## Data records
*****

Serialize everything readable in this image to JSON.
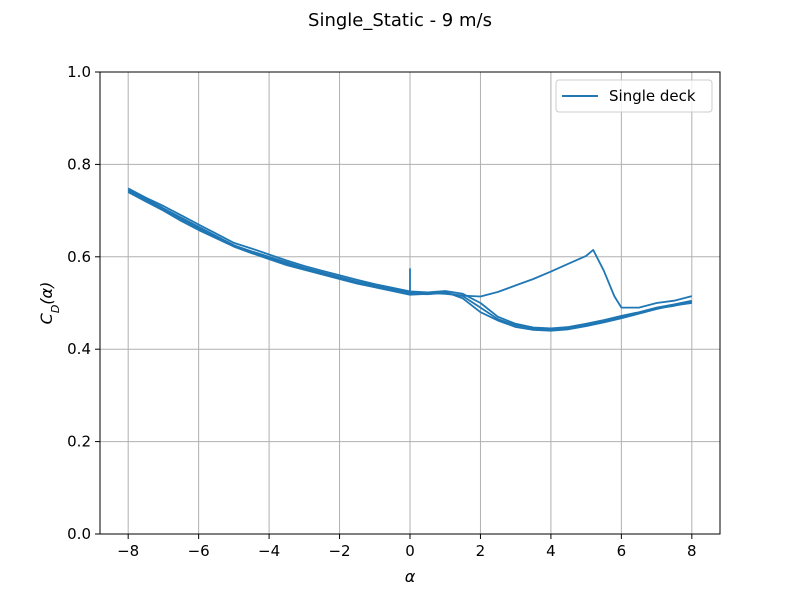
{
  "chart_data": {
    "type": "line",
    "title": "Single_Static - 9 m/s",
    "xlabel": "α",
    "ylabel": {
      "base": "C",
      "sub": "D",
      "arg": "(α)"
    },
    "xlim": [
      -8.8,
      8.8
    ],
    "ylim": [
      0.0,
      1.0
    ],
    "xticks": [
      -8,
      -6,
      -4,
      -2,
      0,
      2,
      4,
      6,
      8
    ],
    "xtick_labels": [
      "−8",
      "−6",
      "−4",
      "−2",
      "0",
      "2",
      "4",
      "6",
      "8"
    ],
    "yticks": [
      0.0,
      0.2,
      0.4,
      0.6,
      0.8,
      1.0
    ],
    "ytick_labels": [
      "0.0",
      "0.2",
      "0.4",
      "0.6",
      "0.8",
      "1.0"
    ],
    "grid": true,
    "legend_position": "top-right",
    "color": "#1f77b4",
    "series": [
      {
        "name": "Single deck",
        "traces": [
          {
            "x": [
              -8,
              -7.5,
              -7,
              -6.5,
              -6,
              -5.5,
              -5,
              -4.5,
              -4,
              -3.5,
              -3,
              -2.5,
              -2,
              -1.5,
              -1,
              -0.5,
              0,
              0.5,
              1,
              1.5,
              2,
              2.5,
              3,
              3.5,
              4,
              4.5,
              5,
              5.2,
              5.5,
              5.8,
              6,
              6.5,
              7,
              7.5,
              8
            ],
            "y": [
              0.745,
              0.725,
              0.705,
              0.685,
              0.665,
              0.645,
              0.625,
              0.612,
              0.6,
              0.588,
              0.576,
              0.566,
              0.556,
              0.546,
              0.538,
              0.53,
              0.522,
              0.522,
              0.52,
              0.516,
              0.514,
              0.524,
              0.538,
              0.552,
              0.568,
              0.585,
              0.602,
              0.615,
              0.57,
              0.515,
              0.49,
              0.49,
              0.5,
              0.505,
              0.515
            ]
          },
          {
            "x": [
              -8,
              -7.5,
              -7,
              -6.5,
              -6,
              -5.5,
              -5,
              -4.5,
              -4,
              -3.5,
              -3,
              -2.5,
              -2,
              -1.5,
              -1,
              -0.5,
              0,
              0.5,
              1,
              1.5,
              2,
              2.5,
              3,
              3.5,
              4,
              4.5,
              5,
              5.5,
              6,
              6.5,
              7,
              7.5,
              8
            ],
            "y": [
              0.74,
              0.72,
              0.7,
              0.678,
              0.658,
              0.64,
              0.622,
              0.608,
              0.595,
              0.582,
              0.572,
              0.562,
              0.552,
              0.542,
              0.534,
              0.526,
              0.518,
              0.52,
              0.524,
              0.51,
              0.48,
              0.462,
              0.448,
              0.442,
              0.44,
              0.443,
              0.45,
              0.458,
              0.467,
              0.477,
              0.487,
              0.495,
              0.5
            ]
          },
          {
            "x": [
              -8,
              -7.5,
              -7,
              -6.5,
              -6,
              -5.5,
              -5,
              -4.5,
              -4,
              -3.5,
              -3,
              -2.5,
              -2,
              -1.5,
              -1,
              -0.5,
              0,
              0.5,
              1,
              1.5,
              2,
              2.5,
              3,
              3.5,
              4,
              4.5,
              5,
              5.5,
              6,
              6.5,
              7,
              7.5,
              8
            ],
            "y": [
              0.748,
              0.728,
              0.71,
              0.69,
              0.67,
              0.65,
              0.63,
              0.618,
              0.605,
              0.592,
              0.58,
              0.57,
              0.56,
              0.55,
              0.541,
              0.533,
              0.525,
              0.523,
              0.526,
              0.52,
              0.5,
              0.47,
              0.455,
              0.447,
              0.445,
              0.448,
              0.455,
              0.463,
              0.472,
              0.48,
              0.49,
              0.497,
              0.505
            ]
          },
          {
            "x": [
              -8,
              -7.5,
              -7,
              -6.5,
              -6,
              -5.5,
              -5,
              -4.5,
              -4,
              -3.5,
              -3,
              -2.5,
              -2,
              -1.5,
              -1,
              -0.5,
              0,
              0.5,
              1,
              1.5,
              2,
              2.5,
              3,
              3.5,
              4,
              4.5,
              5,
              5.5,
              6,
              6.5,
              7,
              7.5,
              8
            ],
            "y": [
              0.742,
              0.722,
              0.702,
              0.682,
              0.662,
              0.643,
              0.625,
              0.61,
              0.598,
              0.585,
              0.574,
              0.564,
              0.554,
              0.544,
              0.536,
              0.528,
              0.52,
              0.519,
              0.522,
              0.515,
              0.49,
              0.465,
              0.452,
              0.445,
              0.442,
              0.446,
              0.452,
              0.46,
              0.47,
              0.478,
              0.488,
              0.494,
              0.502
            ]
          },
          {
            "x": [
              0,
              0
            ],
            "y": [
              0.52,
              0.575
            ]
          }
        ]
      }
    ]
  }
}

*****

## What the task requires
Omitting all images, retype each line of the records precisely.

## Response
Serialize everything readable in this image to JSON.
{
  "chart_data": {
    "type": "line",
    "title": "Single_Static - 9 m/s",
    "xlabel": "α",
    "ylabel": {
      "base": "C",
      "sub": "D",
      "arg": "(α)"
    },
    "xlim": [
      -8.8,
      8.8
    ],
    "ylim": [
      0.0,
      1.0
    ],
    "xticks": [
      -8,
      -6,
      -4,
      -2,
      0,
      2,
      4,
      6,
      8
    ],
    "xtick_labels": [
      "−8",
      "−6",
      "−4",
      "−2",
      "0",
      "2",
      "4",
      "6",
      "8"
    ],
    "yticks": [
      0.0,
      0.2,
      0.4,
      0.6,
      0.8,
      1.0
    ],
    "ytick_labels": [
      "0.0",
      "0.2",
      "0.4",
      "0.6",
      "0.8",
      "1.0"
    ],
    "grid": true,
    "legend_position": "top-right",
    "color": "#1f77b4",
    "series": [
      {
        "name": "Single deck",
        "traces": [
          {
            "x": [
              -8,
              -7.5,
              -7,
              -6.5,
              -6,
              -5.5,
              -5,
              -4.5,
              -4,
              -3.5,
              -3,
              -2.5,
              -2,
              -1.5,
              -1,
              -0.5,
              0,
              0.5,
              1,
              1.5,
              2,
              2.5,
              3,
              3.5,
              4,
              4.5,
              5,
              5.2,
              5.5,
              5.8,
              6,
              6.5,
              7,
              7.5,
              8
            ],
            "y": [
              0.745,
              0.725,
              0.705,
              0.685,
              0.665,
              0.645,
              0.625,
              0.612,
              0.6,
              0.588,
              0.576,
              0.566,
              0.556,
              0.546,
              0.538,
              0.53,
              0.522,
              0.522,
              0.52,
              0.516,
              0.514,
              0.524,
              0.538,
              0.552,
              0.568,
              0.585,
              0.602,
              0.615,
              0.57,
              0.515,
              0.49,
              0.49,
              0.5,
              0.505,
              0.515
            ]
          },
          {
            "x": [
              -8,
              -7.5,
              -7,
              -6.5,
              -6,
              -5.5,
              -5,
              -4.5,
              -4,
              -3.5,
              -3,
              -2.5,
              -2,
              -1.5,
              -1,
              -0.5,
              0,
              0.5,
              1,
              1.5,
              2,
              2.5,
              3,
              3.5,
              4,
              4.5,
              5,
              5.5,
              6,
              6.5,
              7,
              7.5,
              8
            ],
            "y": [
              0.74,
              0.72,
              0.7,
              0.678,
              0.658,
              0.64,
              0.622,
              0.608,
              0.595,
              0.582,
              0.572,
              0.562,
              0.552,
              0.542,
              0.534,
              0.526,
              0.518,
              0.52,
              0.524,
              0.51,
              0.48,
              0.462,
              0.448,
              0.442,
              0.44,
              0.443,
              0.45,
              0.458,
              0.467,
              0.477,
              0.487,
              0.495,
              0.5
            ]
          },
          {
            "x": [
              -8,
              -7.5,
              -7,
              -6.5,
              -6,
              -5.5,
              -5,
              -4.5,
              -4,
              -3.5,
              -3,
              -2.5,
              -2,
              -1.5,
              -1,
              -0.5,
              0,
              0.5,
              1,
              1.5,
              2,
              2.5,
              3,
              3.5,
              4,
              4.5,
              5,
              5.5,
              6,
              6.5,
              7,
              7.5,
              8
            ],
            "y": [
              0.748,
              0.728,
              0.71,
              0.69,
              0.67,
              0.65,
              0.63,
              0.618,
              0.605,
              0.592,
              0.58,
              0.57,
              0.56,
              0.55,
              0.541,
              0.533,
              0.525,
              0.523,
              0.526,
              0.52,
              0.5,
              0.47,
              0.455,
              0.447,
              0.445,
              0.448,
              0.455,
              0.463,
              0.472,
              0.48,
              0.49,
              0.497,
              0.505
            ]
          },
          {
            "x": [
              -8,
              -7.5,
              -7,
              -6.5,
              -6,
              -5.5,
              -5,
              -4.5,
              -4,
              -3.5,
              -3,
              -2.5,
              -2,
              -1.5,
              -1,
              -0.5,
              0,
              0.5,
              1,
              1.5,
              2,
              2.5,
              3,
              3.5,
              4,
              4.5,
              5,
              5.5,
              6,
              6.5,
              7,
              7.5,
              8
            ],
            "y": [
              0.742,
              0.722,
              0.702,
              0.682,
              0.662,
              0.643,
              0.625,
              0.61,
              0.598,
              0.585,
              0.574,
              0.564,
              0.554,
              0.544,
              0.536,
              0.528,
              0.52,
              0.519,
              0.522,
              0.515,
              0.49,
              0.465,
              0.452,
              0.445,
              0.442,
              0.446,
              0.452,
              0.46,
              0.47,
              0.478,
              0.488,
              0.494,
              0.502
            ]
          },
          {
            "x": [
              0,
              0
            ],
            "y": [
              0.52,
              0.575
            ]
          }
        ]
      }
    ]
  }
}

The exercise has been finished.